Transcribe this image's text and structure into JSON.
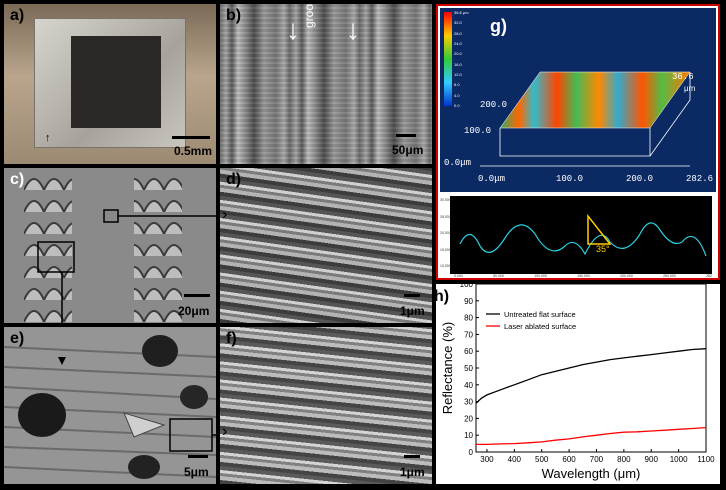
{
  "panels": {
    "a": {
      "label": "a)",
      "scale": "0.5mm"
    },
    "b": {
      "label": "b)",
      "scale": "50μm",
      "annotation": "groove"
    },
    "c": {
      "label": "c)",
      "scale": "20μm"
    },
    "d": {
      "label": "d)",
      "scale": "1μm"
    },
    "e": {
      "label": "e)",
      "scale": "5μm"
    },
    "f": {
      "label": "f)",
      "scale": "1μm"
    },
    "g": {
      "label": "g)",
      "z_max": "36.6",
      "z_unit": "μm",
      "y_ticks": [
        "200.0",
        "100.0",
        "0.0μm"
      ],
      "x_ticks": [
        "0.0μm",
        "100.0",
        "200.0",
        "282.6"
      ],
      "colorbar_ticks": [
        "36.6 μm",
        "32.0",
        "28.0",
        "24.0",
        "20.0",
        "16.0",
        "12.0",
        "8.0",
        "4.0",
        "0.0"
      ],
      "profile_angle": "35°",
      "profile_y_ticks": [
        "30.000",
        "25.000",
        "20.000",
        "15.000",
        "10.000"
      ],
      "profile_x_ticks": [
        "0.000",
        "50.000",
        "100.000",
        "150.000",
        "200.000",
        "250.000",
        "282"
      ]
    },
    "h": {
      "label": "h)"
    }
  },
  "colors": {
    "untreated": "#000000",
    "ablated": "#ff0000",
    "panel_g_border": "#cc0000",
    "panel_g_bg": "#0b2a63",
    "profile_line": "#2ad0e0"
  },
  "chart_data": {
    "type": "line",
    "xlabel": "Wavelength (μm)",
    "ylabel": "Reflectance (%)",
    "xlim": [
      260,
      1100
    ],
    "ylim": [
      0,
      100
    ],
    "xticks": [
      300,
      400,
      500,
      600,
      700,
      800,
      900,
      1000,
      1100
    ],
    "yticks": [
      0,
      10,
      20,
      30,
      40,
      50,
      60,
      70,
      80,
      90,
      100
    ],
    "legend_position": "top-left",
    "series": [
      {
        "name": "Untreated flat surface",
        "x": [
          260,
          280,
          300,
          350,
          400,
          450,
          500,
          550,
          600,
          650,
          700,
          750,
          800,
          850,
          900,
          950,
          1000,
          1050,
          1100
        ],
        "values": [
          29,
          32,
          34,
          37,
          40,
          43,
          46,
          48,
          50,
          52,
          53.5,
          55,
          56,
          57,
          58,
          59,
          60,
          61,
          61.5
        ]
      },
      {
        "name": "Laser ablated surface",
        "x": [
          260,
          300,
          350,
          400,
          450,
          500,
          550,
          600,
          650,
          700,
          750,
          800,
          850,
          900,
          950,
          1000,
          1050,
          1100
        ],
        "values": [
          4.5,
          4.5,
          4.8,
          5,
          5.5,
          6,
          7,
          7.8,
          9,
          10,
          11,
          11.8,
          12,
          12.5,
          13,
          13.5,
          14,
          14.5
        ]
      }
    ]
  }
}
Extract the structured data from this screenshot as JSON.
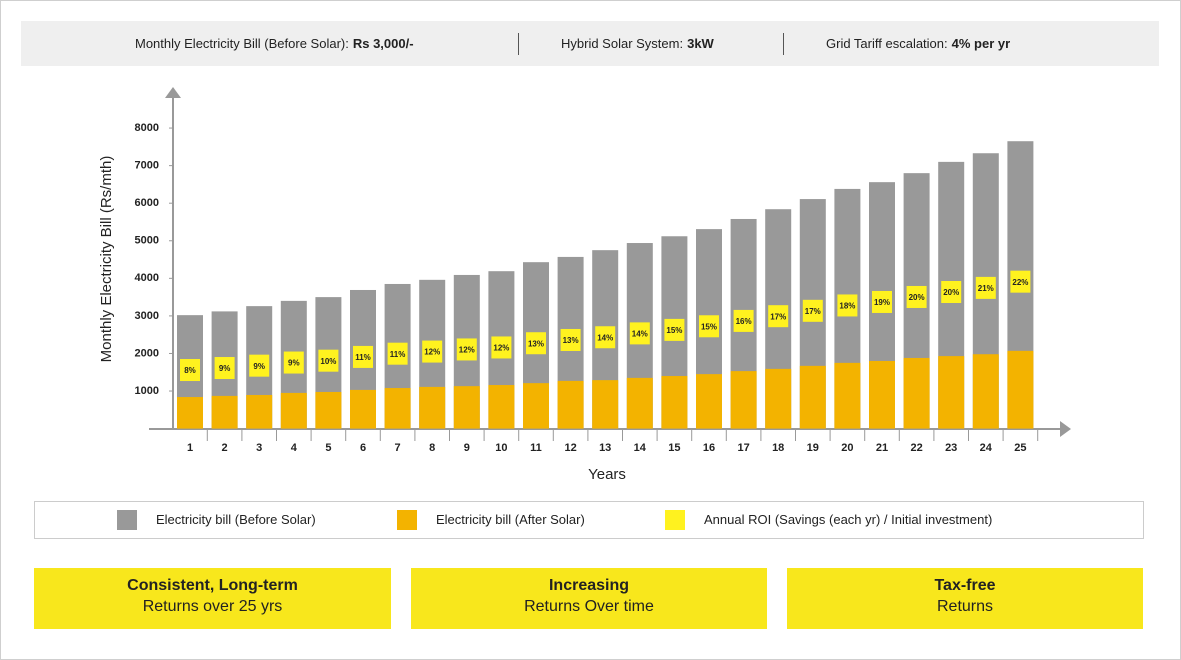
{
  "header": [
    {
      "label": "Monthly Electricity Bill (Before Solar):",
      "value": "Rs 3,000/-"
    },
    {
      "label": "Hybrid Solar System:",
      "value": "3kW"
    },
    {
      "label": "Grid Tariff escalation:",
      "value": "4% per yr"
    }
  ],
  "chart_data": {
    "type": "bar",
    "y_label": "Monthly Electricity Bill (Rs/mth)",
    "x_label": "Years",
    "categories": [
      "1",
      "2",
      "3",
      "4",
      "5",
      "6",
      "7",
      "8",
      "9",
      "10",
      "11",
      "12",
      "13",
      "14",
      "15",
      "16",
      "17",
      "18",
      "19",
      "20",
      "21",
      "22",
      "23",
      "24",
      "25"
    ],
    "ylim": [
      0,
      9000
    ],
    "yticks": [
      1000,
      2000,
      3000,
      4000,
      5000,
      6000,
      7000,
      8000
    ],
    "series": [
      {
        "name": "Electricity bill (Before Solar)",
        "color": "#999999",
        "values": [
          3020,
          3120,
          3260,
          3400,
          3500,
          3690,
          3850,
          3960,
          4090,
          4190,
          4430,
          4570,
          4750,
          4940,
          5120,
          5310,
          5580,
          5840,
          6110,
          6380,
          6560,
          6800,
          7100,
          7330,
          7650
        ]
      },
      {
        "name": "Electricity bill (After Solar)",
        "color": "#f3b300",
        "values": [
          840,
          870,
          895,
          950,
          975,
          1030,
          1080,
          1110,
          1130,
          1160,
          1210,
          1270,
          1290,
          1350,
          1400,
          1450,
          1530,
          1590,
          1670,
          1750,
          1800,
          1880,
          1930,
          1980,
          2070
        ]
      },
      {
        "name": "Annual ROI (Savings (each yr) / Initial investment)",
        "color": "#fff21f",
        "values": [
          8,
          9,
          9,
          9,
          10,
          11,
          11,
          12,
          12,
          12,
          13,
          13,
          14,
          14,
          15,
          15,
          16,
          17,
          17,
          18,
          19,
          20,
          20,
          21,
          22
        ],
        "value_labels": [
          "8%",
          "9%",
          "9%",
          "9%",
          "10%",
          "11%",
          "11%",
          "12%",
          "12%",
          "12%",
          "13%",
          "13%",
          "14%",
          "14%",
          "15%",
          "15%",
          "16%",
          "17%",
          "17%",
          "18%",
          "19%",
          "20%",
          "20%",
          "21%",
          "22%"
        ]
      }
    ]
  },
  "cards": [
    {
      "title": "Consistent, Long-term",
      "subtitle": "Returns over 25 yrs"
    },
    {
      "title": "Increasing",
      "subtitle": "Returns Over time"
    },
    {
      "title": "Tax-free",
      "subtitle": "Returns"
    }
  ]
}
########################################
The problem: Return the listing above unchanged, apart from dropping its pictures.

Solution for this task:
Transcribe this image's text and structure into JSON.
{
  "panels": {
    "a": {
      "label": "a)",
      "scale": "0.5mm"
    },
    "b": {
      "label": "b)",
      "scale": "50μm",
      "annotation": "groove"
    },
    "c": {
      "label": "c)",
      "scale": "20μm"
    },
    "d": {
      "label": "d)",
      "scale": "1μm"
    },
    "e": {
      "label": "e)",
      "scale": "5μm"
    },
    "f": {
      "label": "f)",
      "scale": "1μm"
    },
    "g": {
      "label": "g)",
      "z_max": "36.6",
      "z_unit": "μm",
      "y_ticks": [
        "200.0",
        "100.0",
        "0.0μm"
      ],
      "x_ticks": [
        "0.0μm",
        "100.0",
        "200.0",
        "282.6"
      ],
      "colorbar_ticks": [
        "36.6 μm",
        "32.0",
        "28.0",
        "24.0",
        "20.0",
        "16.0",
        "12.0",
        "8.0",
        "4.0",
        "0.0"
      ],
      "profile_angle": "35°",
      "profile_y_ticks": [
        "30.000",
        "25.000",
        "20.000",
        "15.000",
        "10.000"
      ],
      "profile_x_ticks": [
        "0.000",
        "50.000",
        "100.000",
        "150.000",
        "200.000",
        "250.000",
        "282"
      ]
    },
    "h": {
      "label": "h)"
    }
  },
  "colors": {
    "untreated": "#000000",
    "ablated": "#ff0000",
    "panel_g_border": "#cc0000",
    "panel_g_bg": "#0b2a63",
    "profile_line": "#2ad0e0"
  },
  "chart_data": {
    "type": "line",
    "xlabel": "Wavelength (μm)",
    "ylabel": "Reflectance (%)",
    "xlim": [
      260,
      1100
    ],
    "ylim": [
      0,
      100
    ],
    "xticks": [
      300,
      400,
      500,
      600,
      700,
      800,
      900,
      1000,
      1100
    ],
    "yticks": [
      0,
      10,
      20,
      30,
      40,
      50,
      60,
      70,
      80,
      90,
      100
    ],
    "legend_position": "top-left",
    "series": [
      {
        "name": "Untreated flat surface",
        "x": [
          260,
          280,
          300,
          350,
          400,
          450,
          500,
          550,
          600,
          650,
          700,
          750,
          800,
          850,
          900,
          950,
          1000,
          1050,
          1100
        ],
        "values": [
          29,
          32,
          34,
          37,
          40,
          43,
          46,
          48,
          50,
          52,
          53.5,
          55,
          56,
          57,
          58,
          59,
          60,
          61,
          61.5
        ]
      },
      {
        "name": "Laser ablated surface",
        "x": [
          260,
          300,
          350,
          400,
          450,
          500,
          550,
          600,
          650,
          700,
          750,
          800,
          850,
          900,
          950,
          1000,
          1050,
          1100
        ],
        "values": [
          4.5,
          4.5,
          4.8,
          5,
          5.5,
          6,
          7,
          7.8,
          9,
          10,
          11,
          11.8,
          12,
          12.5,
          13,
          13.5,
          14,
          14.5
        ]
      }
    ]
  }
}
Extract the structured data from this screenshot as JSON.
{
  "header": [
    {
      "label": "Monthly Electricity Bill (Before Solar):",
      "value": "Rs 3,000/-"
    },
    {
      "label": "Hybrid Solar System:",
      "value": "3kW"
    },
    {
      "label": "Grid Tariff escalation:",
      "value": "4% per yr"
    }
  ],
  "chart_data": {
    "type": "bar",
    "y_label": "Monthly Electricity Bill (Rs/mth)",
    "x_label": "Years",
    "categories": [
      "1",
      "2",
      "3",
      "4",
      "5",
      "6",
      "7",
      "8",
      "9",
      "10",
      "11",
      "12",
      "13",
      "14",
      "15",
      "16",
      "17",
      "18",
      "19",
      "20",
      "21",
      "22",
      "23",
      "24",
      "25"
    ],
    "ylim": [
      0,
      9000
    ],
    "yticks": [
      1000,
      2000,
      3000,
      4000,
      5000,
      6000,
      7000,
      8000
    ],
    "series": [
      {
        "name": "Electricity bill (Before Solar)",
        "color": "#999999",
        "values": [
          3020,
          3120,
          3260,
          3400,
          3500,
          3690,
          3850,
          3960,
          4090,
          4190,
          4430,
          4570,
          4750,
          4940,
          5120,
          5310,
          5580,
          5840,
          6110,
          6380,
          6560,
          6800,
          7100,
          7330,
          7650
        ]
      },
      {
        "name": "Electricity bill (After Solar)",
        "color": "#f3b300",
        "values": [
          840,
          870,
          895,
          950,
          975,
          1030,
          1080,
          1110,
          1130,
          1160,
          1210,
          1270,
          1290,
          1350,
          1400,
          1450,
          1530,
          1590,
          1670,
          1750,
          1800,
          1880,
          1930,
          1980,
          2070
        ]
      },
      {
        "name": "Annual ROI (Savings (each yr) / Initial investment)",
        "color": "#fff21f",
        "values": [
          8,
          9,
          9,
          9,
          10,
          11,
          11,
          12,
          12,
          12,
          13,
          13,
          14,
          14,
          15,
          15,
          16,
          17,
          17,
          18,
          19,
          20,
          20,
          21,
          22
        ],
        "value_labels": [
          "8%",
          "9%",
          "9%",
          "9%",
          "10%",
          "11%",
          "11%",
          "12%",
          "12%",
          "12%",
          "13%",
          "13%",
          "14%",
          "14%",
          "15%",
          "15%",
          "16%",
          "17%",
          "17%",
          "18%",
          "19%",
          "20%",
          "20%",
          "21%",
          "22%"
        ]
      }
    ]
  },
  "cards": [
    {
      "title": "Consistent, Long-term",
      "subtitle": "Returns over 25 yrs"
    },
    {
      "title": "Increasing",
      "subtitle": "Returns Over time"
    },
    {
      "title": "Tax-free",
      "subtitle": "Returns"
    }
  ]
}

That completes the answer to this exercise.